[Dataset excerpts]
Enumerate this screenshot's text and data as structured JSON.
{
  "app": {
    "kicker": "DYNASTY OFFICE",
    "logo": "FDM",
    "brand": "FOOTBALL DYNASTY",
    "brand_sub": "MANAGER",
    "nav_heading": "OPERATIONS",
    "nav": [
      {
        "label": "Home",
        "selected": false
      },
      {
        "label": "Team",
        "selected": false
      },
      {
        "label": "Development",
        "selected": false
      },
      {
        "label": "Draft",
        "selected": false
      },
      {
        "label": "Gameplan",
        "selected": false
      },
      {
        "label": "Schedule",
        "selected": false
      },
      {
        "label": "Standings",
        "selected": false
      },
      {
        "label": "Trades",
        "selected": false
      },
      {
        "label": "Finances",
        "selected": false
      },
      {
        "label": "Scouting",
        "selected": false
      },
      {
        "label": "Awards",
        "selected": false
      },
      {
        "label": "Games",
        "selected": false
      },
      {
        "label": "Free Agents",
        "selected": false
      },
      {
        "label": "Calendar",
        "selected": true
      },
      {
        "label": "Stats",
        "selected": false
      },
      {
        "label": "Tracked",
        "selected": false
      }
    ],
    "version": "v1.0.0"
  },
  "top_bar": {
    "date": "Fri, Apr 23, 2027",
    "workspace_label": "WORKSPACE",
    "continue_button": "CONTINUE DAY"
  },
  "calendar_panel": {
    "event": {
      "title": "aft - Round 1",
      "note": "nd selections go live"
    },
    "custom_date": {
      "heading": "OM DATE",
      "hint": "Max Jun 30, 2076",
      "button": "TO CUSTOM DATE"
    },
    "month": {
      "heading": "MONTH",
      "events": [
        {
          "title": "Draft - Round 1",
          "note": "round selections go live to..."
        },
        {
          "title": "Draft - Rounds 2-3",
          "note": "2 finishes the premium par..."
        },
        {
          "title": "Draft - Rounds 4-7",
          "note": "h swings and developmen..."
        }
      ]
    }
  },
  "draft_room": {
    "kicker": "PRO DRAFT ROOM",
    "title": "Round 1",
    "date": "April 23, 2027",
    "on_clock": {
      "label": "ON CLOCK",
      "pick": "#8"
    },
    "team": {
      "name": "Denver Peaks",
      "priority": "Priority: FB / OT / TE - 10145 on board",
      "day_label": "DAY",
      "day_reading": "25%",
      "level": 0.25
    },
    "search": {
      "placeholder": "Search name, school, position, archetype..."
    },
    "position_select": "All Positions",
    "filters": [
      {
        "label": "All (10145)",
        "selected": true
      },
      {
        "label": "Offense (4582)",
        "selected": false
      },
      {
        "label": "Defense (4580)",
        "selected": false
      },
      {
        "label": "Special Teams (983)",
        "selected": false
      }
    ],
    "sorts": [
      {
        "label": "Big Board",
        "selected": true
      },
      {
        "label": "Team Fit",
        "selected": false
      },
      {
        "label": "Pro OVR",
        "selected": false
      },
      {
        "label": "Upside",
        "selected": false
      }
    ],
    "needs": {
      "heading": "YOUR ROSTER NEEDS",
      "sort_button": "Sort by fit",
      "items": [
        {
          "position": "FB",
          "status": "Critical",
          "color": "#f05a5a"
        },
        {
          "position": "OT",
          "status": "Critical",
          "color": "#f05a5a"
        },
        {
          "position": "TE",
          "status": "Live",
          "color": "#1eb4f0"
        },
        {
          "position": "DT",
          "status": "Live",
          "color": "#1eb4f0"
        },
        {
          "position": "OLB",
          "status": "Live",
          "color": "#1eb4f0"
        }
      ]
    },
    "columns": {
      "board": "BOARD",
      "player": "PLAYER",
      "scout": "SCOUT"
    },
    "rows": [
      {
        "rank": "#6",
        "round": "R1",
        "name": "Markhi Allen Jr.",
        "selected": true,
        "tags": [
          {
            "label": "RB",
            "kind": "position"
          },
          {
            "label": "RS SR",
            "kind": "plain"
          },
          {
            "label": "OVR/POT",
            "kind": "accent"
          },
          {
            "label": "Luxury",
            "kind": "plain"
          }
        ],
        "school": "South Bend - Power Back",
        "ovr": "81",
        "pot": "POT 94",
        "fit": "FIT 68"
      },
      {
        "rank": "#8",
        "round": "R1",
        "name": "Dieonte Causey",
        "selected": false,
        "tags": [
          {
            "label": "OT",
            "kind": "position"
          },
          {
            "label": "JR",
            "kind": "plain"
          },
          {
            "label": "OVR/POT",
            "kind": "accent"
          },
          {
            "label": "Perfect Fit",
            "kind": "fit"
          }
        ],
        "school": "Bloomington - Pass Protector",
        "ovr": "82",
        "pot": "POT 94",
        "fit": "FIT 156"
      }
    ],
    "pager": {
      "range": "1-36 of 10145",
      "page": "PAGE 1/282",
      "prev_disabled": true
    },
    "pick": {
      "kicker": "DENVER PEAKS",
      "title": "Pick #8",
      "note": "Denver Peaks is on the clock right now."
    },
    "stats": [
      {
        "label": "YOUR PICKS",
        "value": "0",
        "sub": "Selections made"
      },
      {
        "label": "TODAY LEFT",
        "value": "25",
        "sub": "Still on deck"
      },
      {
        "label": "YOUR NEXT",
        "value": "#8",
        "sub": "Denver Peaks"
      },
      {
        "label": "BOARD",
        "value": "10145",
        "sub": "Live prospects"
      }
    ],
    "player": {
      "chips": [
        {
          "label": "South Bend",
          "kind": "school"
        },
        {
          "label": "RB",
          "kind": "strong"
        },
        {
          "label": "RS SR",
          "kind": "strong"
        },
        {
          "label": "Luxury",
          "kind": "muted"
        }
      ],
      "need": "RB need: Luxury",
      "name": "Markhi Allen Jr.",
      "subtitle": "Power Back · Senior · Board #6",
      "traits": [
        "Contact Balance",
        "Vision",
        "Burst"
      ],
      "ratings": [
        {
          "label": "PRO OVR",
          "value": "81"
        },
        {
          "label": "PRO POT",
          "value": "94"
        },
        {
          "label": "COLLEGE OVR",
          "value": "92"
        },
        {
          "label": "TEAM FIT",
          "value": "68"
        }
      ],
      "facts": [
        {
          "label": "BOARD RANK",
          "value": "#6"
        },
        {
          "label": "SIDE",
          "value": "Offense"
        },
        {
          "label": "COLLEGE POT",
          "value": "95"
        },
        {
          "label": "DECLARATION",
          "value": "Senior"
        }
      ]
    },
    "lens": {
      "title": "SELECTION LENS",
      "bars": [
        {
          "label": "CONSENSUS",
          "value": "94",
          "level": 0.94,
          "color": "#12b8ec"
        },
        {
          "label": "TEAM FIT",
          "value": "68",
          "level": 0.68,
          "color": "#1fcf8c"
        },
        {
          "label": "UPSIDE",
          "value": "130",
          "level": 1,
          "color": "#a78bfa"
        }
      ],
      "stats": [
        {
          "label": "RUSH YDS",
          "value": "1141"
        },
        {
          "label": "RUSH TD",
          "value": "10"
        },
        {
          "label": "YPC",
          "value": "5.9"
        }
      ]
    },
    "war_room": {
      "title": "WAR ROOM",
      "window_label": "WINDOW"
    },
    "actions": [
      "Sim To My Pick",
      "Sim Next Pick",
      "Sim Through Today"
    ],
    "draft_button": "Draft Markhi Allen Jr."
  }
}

▶ **The exercise**
Go through the entries and repeat each one exactly.

▶ **The result**
Enumerate this screenshot's text and data as structured JSON.
{
  "app": {
    "kicker": "DYNASTY OFFICE",
    "logo": "FDM",
    "brand": "FOOTBALL DYNASTY",
    "brand_sub": "MANAGER",
    "nav_heading": "OPERATIONS",
    "nav": [
      {
        "label": "Home",
        "selected": false
      },
      {
        "label": "Team",
        "selected": false
      },
      {
        "label": "Development",
        "selected": false
      },
      {
        "label": "Draft",
        "selected": false
      },
      {
        "label": "Gameplan",
        "selected": false
      },
      {
        "label": "Schedule",
        "selected": false
      },
      {
        "label": "Standings",
        "selected": false
      },
      {
        "label": "Trades",
        "selected": false
      },
      {
        "label": "Finances",
        "selected": false
      },
      {
        "label": "Scouting",
        "selected": false
      },
      {
        "label": "Awards",
        "selected": false
      },
      {
        "label": "Games",
        "selected": false
      },
      {
        "label": "Free Agents",
        "selected": false
      },
      {
        "label": "Calendar",
        "selected": true
      },
      {
        "label": "Stats",
        "selected": false
      },
      {
        "label": "Tracked",
        "selected": false
      }
    ],
    "version": "v1.0.0"
  },
  "top_bar": {
    "date": "Fri, Apr 23, 2027",
    "workspace_label": "WORKSPACE",
    "continue_button": "CONTINUE DAY"
  },
  "calendar_panel": {
    "event": {
      "title": "aft - Round 1",
      "note": "nd selections go live"
    },
    "custom_date": {
      "heading": "OM DATE",
      "hint": "Max Jun 30, 2076",
      "button": "TO CUSTOM DATE"
    },
    "month": {
      "heading": "MONTH",
      "events": [
        {
          "title": "Draft - Round 1",
          "note": "round selections go live to..."
        },
        {
          "title": "Draft - Rounds 2-3",
          "note": "2 finishes the premium par..."
        },
        {
          "title": "Draft - Rounds 4-7",
          "note": "h swings and developmen..."
        }
      ]
    }
  },
  "draft_room": {
    "kicker": "PRO DRAFT ROOM",
    "title": "Round 1",
    "date": "April 23, 2027",
    "on_clock": {
      "label": "ON CLOCK",
      "pick": "#8"
    },
    "team": {
      "name": "Denver Peaks",
      "priority": "Priority: FB / OT / TE - 10145 on board",
      "day_label": "DAY",
      "day_reading": "25%",
      "level": 0.25
    },
    "search": {
      "placeholder": "Search name, school, position, archetype..."
    },
    "position_select": "All Positions",
    "filters": [
      {
        "label": "All (10145)",
        "selected": true
      },
      {
        "label": "Offense (4582)",
        "selected": false
      },
      {
        "label": "Defense (4580)",
        "selected": false
      },
      {
        "label": "Special Teams (983)",
        "selected": false
      }
    ],
    "sorts": [
      {
        "label": "Big Board",
        "selected": true
      },
      {
        "label": "Team Fit",
        "selected": false
      },
      {
        "label": "Pro OVR",
        "selected": false
      },
      {
        "label": "Upside",
        "selected": false
      }
    ],
    "needs": {
      "heading": "YOUR ROSTER NEEDS",
      "sort_button": "Sort by fit",
      "items": [
        {
          "position": "FB",
          "status": "Critical",
          "color": "#f05a5a"
        },
        {
          "position": "OT",
          "status": "Critical",
          "color": "#f05a5a"
        },
        {
          "position": "TE",
          "status": "Live",
          "color": "#1eb4f0"
        },
        {
          "position": "DT",
          "status": "Live",
          "color": "#1eb4f0"
        },
        {
          "position": "OLB",
          "status": "Live",
          "color": "#1eb4f0"
        }
      ]
    },
    "columns": {
      "board": "BOARD",
      "player": "PLAYER",
      "scout": "SCOUT"
    },
    "rows": [
      {
        "rank": "#6",
        "round": "R1",
        "name": "Markhi Allen Jr.",
        "selected": true,
        "tags": [
          {
            "label": "RB",
            "kind": "position"
          },
          {
            "label": "RS SR",
            "kind": "plain"
          },
          {
            "label": "OVR/POT",
            "kind": "accent"
          },
          {
            "label": "Luxury",
            "kind": "plain"
          }
        ],
        "school": "South Bend - Power Back",
        "ovr": "81",
        "pot": "POT 94",
        "fit": "FIT 68"
      },
      {
        "rank": "#8",
        "round": "R1",
        "name": "Dieonte Causey",
        "selected": false,
        "tags": [
          {
            "label": "OT",
            "kind": "position"
          },
          {
            "label": "JR",
            "kind": "plain"
          },
          {
            "label": "OVR/POT",
            "kind": "accent"
          },
          {
            "label": "Perfect Fit",
            "kind": "fit"
          }
        ],
        "school": "Bloomington - Pass Protector",
        "ovr": "82",
        "pot": "POT 94",
        "fit": "FIT 156"
      }
    ],
    "pager": {
      "range": "1-36 of 10145",
      "page": "PAGE 1/282",
      "prev_disabled": true
    },
    "pick": {
      "kicker": "DENVER PEAKS",
      "title": "Pick #8",
      "note": "Denver Peaks is on the clock right now."
    },
    "stats": [
      {
        "label": "YOUR PICKS",
        "value": "0",
        "sub": "Selections made"
      },
      {
        "label": "TODAY LEFT",
        "value": "25",
        "sub": "Still on deck"
      },
      {
        "label": "YOUR NEXT",
        "value": "#8",
        "sub": "Denver Peaks"
      },
      {
        "label": "BOARD",
        "value": "10145",
        "sub": "Live prospects"
      }
    ],
    "player": {
      "chips": [
        {
          "label": "South Bend",
          "kind": "school"
        },
        {
          "label": "RB",
          "kind": "strong"
        },
        {
          "label": "RS SR",
          "kind": "strong"
        },
        {
          "label": "Luxury",
          "kind": "muted"
        }
      ],
      "need": "RB need: Luxury",
      "name": "Markhi Allen Jr.",
      "subtitle": "Power Back · Senior · Board #6",
      "traits": [
        "Contact Balance",
        "Vision",
        "Burst"
      ],
      "ratings": [
        {
          "label": "PRO OVR",
          "value": "81"
        },
        {
          "label": "PRO POT",
          "value": "94"
        },
        {
          "label": "COLLEGE OVR",
          "value": "92"
        },
        {
          "label": "TEAM FIT",
          "value": "68"
        }
      ],
      "facts": [
        {
          "label": "BOARD RANK",
          "value": "#6"
        },
        {
          "label": "SIDE",
          "value": "Offense"
        },
        {
          "label": "COLLEGE POT",
          "value": "95"
        },
        {
          "label": "DECLARATION",
          "value": "Senior"
        }
      ]
    },
    "lens": {
      "title": "SELECTION LENS",
      "bars": [
        {
          "label": "CONSENSUS",
          "value": "94",
          "level": 0.94,
          "color": "#12b8ec"
        },
        {
          "label": "TEAM FIT",
          "value": "68",
          "level": 0.68,
          "color": "#1fcf8c"
        },
        {
          "label": "UPSIDE",
          "value": "130",
          "level": 1,
          "color": "#a78bfa"
        }
      ],
      "stats": [
        {
          "label": "RUSH YDS",
          "value": "1141"
        },
        {
          "label": "RUSH TD",
          "value": "10"
        },
        {
          "label": "YPC",
          "value": "5.9"
        }
      ]
    },
    "war_room": {
      "title": "WAR ROOM",
      "window_label": "WINDOW"
    },
    "actions": [
      "Sim To My Pick",
      "Sim Next Pick",
      "Sim Through Today"
    ],
    "draft_button": "Draft Markhi Allen Jr."
  }
}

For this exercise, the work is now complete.